:: WHAT THIS TASK INVOLVES ::
Beginning at the line that contains "Give me the", transcribe the remaining lines of the listing exactly; include the final line and omit everything before.

■ ■ ■ ■

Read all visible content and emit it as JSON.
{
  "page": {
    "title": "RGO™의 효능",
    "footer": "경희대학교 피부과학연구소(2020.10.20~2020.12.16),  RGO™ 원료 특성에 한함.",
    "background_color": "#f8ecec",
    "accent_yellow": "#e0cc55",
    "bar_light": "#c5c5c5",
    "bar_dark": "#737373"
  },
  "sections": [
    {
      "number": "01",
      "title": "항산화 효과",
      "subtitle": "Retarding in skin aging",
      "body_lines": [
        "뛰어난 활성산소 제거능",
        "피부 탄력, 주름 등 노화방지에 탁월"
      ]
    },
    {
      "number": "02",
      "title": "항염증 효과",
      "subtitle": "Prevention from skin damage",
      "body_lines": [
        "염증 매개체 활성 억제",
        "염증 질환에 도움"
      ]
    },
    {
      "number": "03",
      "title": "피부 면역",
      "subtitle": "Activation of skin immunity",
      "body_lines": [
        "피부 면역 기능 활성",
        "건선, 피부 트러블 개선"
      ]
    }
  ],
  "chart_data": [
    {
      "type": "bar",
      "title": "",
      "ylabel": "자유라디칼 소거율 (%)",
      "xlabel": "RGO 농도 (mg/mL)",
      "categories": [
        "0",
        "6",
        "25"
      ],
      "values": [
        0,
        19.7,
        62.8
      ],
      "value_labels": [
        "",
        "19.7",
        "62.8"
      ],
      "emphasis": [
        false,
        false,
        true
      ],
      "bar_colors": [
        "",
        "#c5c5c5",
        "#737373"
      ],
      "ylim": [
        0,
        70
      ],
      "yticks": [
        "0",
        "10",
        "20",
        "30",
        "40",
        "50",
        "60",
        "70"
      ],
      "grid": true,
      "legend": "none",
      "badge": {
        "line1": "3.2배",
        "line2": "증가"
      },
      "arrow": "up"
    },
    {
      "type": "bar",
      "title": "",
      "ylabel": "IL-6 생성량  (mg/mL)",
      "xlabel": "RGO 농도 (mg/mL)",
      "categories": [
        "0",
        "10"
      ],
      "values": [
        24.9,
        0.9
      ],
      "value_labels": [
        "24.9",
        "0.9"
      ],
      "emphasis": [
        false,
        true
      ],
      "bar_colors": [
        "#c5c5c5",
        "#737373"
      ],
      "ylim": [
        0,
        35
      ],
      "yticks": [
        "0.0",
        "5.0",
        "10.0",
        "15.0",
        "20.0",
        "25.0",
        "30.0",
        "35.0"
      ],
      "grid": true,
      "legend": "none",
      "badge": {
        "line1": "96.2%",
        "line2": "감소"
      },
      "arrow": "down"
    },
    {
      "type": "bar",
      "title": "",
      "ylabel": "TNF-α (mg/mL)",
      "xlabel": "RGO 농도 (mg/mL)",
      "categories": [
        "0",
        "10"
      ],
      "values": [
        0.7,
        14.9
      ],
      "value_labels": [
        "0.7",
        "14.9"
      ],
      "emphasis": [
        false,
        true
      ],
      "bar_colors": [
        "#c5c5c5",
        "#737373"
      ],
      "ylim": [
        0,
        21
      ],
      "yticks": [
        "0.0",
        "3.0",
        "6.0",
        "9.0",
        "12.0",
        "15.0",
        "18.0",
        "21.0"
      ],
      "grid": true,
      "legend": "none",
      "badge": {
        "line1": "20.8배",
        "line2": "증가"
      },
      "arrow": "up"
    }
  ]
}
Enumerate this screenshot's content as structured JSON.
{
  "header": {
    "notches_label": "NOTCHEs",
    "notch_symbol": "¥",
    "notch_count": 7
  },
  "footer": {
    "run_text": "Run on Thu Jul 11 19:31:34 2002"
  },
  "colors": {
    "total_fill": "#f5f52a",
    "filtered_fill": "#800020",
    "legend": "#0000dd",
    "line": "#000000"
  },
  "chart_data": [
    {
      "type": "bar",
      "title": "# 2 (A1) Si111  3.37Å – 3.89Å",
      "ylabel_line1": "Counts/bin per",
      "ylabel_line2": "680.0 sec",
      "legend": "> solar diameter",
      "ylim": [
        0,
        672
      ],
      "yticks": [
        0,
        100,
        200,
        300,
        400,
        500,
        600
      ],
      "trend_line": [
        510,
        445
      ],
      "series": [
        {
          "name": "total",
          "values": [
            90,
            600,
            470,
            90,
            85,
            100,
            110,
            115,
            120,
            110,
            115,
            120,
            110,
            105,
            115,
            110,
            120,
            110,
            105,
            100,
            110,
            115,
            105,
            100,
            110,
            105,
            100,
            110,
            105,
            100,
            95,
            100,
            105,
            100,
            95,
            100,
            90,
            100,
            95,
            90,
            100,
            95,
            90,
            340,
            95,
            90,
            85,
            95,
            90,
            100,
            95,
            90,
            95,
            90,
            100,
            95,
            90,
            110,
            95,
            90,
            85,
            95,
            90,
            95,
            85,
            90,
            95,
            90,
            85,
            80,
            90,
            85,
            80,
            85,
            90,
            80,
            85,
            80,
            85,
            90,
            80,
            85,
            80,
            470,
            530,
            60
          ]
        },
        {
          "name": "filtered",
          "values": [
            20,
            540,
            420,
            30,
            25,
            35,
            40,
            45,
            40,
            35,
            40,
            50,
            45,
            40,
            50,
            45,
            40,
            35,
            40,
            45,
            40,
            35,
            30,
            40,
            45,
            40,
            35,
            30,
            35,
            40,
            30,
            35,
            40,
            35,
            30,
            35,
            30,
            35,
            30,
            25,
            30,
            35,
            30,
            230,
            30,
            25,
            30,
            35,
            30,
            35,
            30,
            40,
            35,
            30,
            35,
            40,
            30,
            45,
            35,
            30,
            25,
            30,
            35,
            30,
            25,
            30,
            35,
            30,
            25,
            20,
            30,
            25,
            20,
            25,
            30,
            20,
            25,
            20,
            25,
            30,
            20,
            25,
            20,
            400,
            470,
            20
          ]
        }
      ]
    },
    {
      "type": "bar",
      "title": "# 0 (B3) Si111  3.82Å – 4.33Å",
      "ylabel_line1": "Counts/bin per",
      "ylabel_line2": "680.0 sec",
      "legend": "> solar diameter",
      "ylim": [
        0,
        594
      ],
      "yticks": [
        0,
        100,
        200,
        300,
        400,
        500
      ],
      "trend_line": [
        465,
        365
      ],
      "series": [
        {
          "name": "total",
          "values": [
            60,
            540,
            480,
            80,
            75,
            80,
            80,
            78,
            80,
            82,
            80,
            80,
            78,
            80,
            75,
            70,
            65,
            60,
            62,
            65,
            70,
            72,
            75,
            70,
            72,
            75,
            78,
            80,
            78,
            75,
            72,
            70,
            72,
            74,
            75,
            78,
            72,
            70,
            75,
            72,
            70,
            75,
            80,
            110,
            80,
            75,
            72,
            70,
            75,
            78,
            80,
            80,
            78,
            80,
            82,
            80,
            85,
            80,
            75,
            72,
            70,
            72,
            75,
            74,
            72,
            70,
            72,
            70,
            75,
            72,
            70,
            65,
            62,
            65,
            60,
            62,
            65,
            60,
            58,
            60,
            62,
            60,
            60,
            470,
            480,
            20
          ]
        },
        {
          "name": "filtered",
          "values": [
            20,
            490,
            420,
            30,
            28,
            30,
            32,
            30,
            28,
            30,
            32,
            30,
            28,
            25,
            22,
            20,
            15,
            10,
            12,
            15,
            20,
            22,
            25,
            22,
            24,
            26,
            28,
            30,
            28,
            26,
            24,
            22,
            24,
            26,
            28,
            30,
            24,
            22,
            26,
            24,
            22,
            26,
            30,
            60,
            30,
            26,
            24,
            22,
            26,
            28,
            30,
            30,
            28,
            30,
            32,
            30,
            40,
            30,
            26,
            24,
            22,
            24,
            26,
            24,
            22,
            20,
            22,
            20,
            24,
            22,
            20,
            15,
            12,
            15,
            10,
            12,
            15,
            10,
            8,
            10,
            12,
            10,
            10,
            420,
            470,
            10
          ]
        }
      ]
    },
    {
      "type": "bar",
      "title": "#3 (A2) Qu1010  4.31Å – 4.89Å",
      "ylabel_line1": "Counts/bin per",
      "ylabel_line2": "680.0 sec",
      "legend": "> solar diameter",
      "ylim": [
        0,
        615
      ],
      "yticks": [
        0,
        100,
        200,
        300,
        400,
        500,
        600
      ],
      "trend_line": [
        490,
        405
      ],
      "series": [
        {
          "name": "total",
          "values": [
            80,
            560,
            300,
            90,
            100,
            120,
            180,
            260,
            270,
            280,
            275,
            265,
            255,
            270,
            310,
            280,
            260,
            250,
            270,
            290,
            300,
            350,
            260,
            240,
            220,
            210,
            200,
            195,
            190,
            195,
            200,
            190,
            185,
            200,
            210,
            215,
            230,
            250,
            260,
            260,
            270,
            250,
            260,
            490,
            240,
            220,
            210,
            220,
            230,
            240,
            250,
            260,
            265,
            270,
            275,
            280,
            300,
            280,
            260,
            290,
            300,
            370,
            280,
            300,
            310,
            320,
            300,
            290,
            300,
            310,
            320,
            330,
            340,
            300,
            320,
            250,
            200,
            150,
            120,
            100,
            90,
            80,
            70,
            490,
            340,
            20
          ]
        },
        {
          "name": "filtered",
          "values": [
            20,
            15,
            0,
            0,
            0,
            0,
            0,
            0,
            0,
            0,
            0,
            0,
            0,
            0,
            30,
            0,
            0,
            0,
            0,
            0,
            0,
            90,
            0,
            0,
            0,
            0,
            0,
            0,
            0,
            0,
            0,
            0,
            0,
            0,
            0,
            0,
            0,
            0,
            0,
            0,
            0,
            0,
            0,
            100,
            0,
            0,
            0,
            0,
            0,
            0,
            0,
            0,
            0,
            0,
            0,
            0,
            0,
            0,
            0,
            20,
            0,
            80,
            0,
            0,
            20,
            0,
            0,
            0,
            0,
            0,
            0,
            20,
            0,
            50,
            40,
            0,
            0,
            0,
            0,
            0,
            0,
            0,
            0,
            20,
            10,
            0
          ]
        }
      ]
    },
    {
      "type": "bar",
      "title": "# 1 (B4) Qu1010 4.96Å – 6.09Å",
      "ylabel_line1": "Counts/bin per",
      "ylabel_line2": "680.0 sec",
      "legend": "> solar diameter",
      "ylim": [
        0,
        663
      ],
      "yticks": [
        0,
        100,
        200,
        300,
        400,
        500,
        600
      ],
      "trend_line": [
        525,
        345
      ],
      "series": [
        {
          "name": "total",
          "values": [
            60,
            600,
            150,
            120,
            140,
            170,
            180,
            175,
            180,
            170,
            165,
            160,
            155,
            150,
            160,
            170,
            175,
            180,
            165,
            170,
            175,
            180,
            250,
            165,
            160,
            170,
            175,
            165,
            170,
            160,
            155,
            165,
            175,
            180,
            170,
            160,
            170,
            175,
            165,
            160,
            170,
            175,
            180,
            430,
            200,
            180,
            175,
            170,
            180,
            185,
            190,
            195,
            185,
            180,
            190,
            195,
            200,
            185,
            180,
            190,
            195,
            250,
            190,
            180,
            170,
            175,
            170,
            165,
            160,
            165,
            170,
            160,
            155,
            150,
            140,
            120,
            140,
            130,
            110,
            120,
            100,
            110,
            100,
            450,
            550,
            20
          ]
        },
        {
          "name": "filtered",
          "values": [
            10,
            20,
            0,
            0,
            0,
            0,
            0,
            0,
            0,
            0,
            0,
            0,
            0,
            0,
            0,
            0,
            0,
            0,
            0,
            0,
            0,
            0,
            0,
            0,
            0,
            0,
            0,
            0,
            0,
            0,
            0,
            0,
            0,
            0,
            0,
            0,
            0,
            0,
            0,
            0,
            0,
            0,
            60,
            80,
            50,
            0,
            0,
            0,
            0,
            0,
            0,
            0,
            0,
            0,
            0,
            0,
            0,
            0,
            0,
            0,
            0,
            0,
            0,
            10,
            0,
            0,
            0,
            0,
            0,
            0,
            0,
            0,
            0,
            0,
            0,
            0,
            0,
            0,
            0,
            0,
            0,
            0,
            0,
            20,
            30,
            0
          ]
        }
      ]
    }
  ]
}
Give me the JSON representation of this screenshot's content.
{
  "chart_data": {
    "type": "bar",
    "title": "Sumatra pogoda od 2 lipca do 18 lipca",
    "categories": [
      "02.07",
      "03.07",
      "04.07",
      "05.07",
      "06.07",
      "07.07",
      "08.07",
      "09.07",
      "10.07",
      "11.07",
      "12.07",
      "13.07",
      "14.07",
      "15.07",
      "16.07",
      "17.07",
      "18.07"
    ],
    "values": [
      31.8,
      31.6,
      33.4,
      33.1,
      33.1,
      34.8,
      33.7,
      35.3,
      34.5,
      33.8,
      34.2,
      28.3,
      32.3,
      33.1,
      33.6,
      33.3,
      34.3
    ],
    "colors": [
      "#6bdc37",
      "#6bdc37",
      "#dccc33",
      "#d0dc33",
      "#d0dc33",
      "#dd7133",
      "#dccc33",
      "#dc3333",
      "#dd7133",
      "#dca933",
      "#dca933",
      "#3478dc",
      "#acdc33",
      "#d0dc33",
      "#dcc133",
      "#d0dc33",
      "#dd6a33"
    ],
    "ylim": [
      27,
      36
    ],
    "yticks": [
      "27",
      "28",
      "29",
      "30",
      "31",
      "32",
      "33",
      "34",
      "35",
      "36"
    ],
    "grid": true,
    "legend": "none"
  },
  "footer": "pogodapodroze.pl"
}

■ ■ ■ ■

:: SOLUTION BELOW ::
Give me the JSON representation of this screenshot's content.
{
  "chart_data": {
    "type": "bar",
    "title": "Sumatra pogoda od 2 lipca do 18 lipca",
    "categories": [
      "02.07",
      "03.07",
      "04.07",
      "05.07",
      "06.07",
      "07.07",
      "08.07",
      "09.07",
      "10.07",
      "11.07",
      "12.07",
      "13.07",
      "14.07",
      "15.07",
      "16.07",
      "17.07",
      "18.07"
    ],
    "values": [
      31.8,
      31.6,
      33.4,
      33.1,
      33.1,
      34.8,
      33.7,
      35.3,
      34.5,
      33.8,
      34.2,
      28.3,
      32.3,
      33.1,
      33.6,
      33.3,
      34.3
    ],
    "colors": [
      "#6bdc37",
      "#6bdc37",
      "#dccc33",
      "#d0dc33",
      "#d0dc33",
      "#dd7133",
      "#dccc33",
      "#dc3333",
      "#dd7133",
      "#dca933",
      "#dca933",
      "#3478dc",
      "#acdc33",
      "#d0dc33",
      "#dcc133",
      "#d0dc33",
      "#dd6a33"
    ],
    "ylim": [
      27,
      36
    ],
    "yticks": [
      "27",
      "28",
      "29",
      "30",
      "31",
      "32",
      "33",
      "34",
      "35",
      "36"
    ],
    "grid": true,
    "legend": "none"
  },
  "footer": "pogodapodroze.pl"
}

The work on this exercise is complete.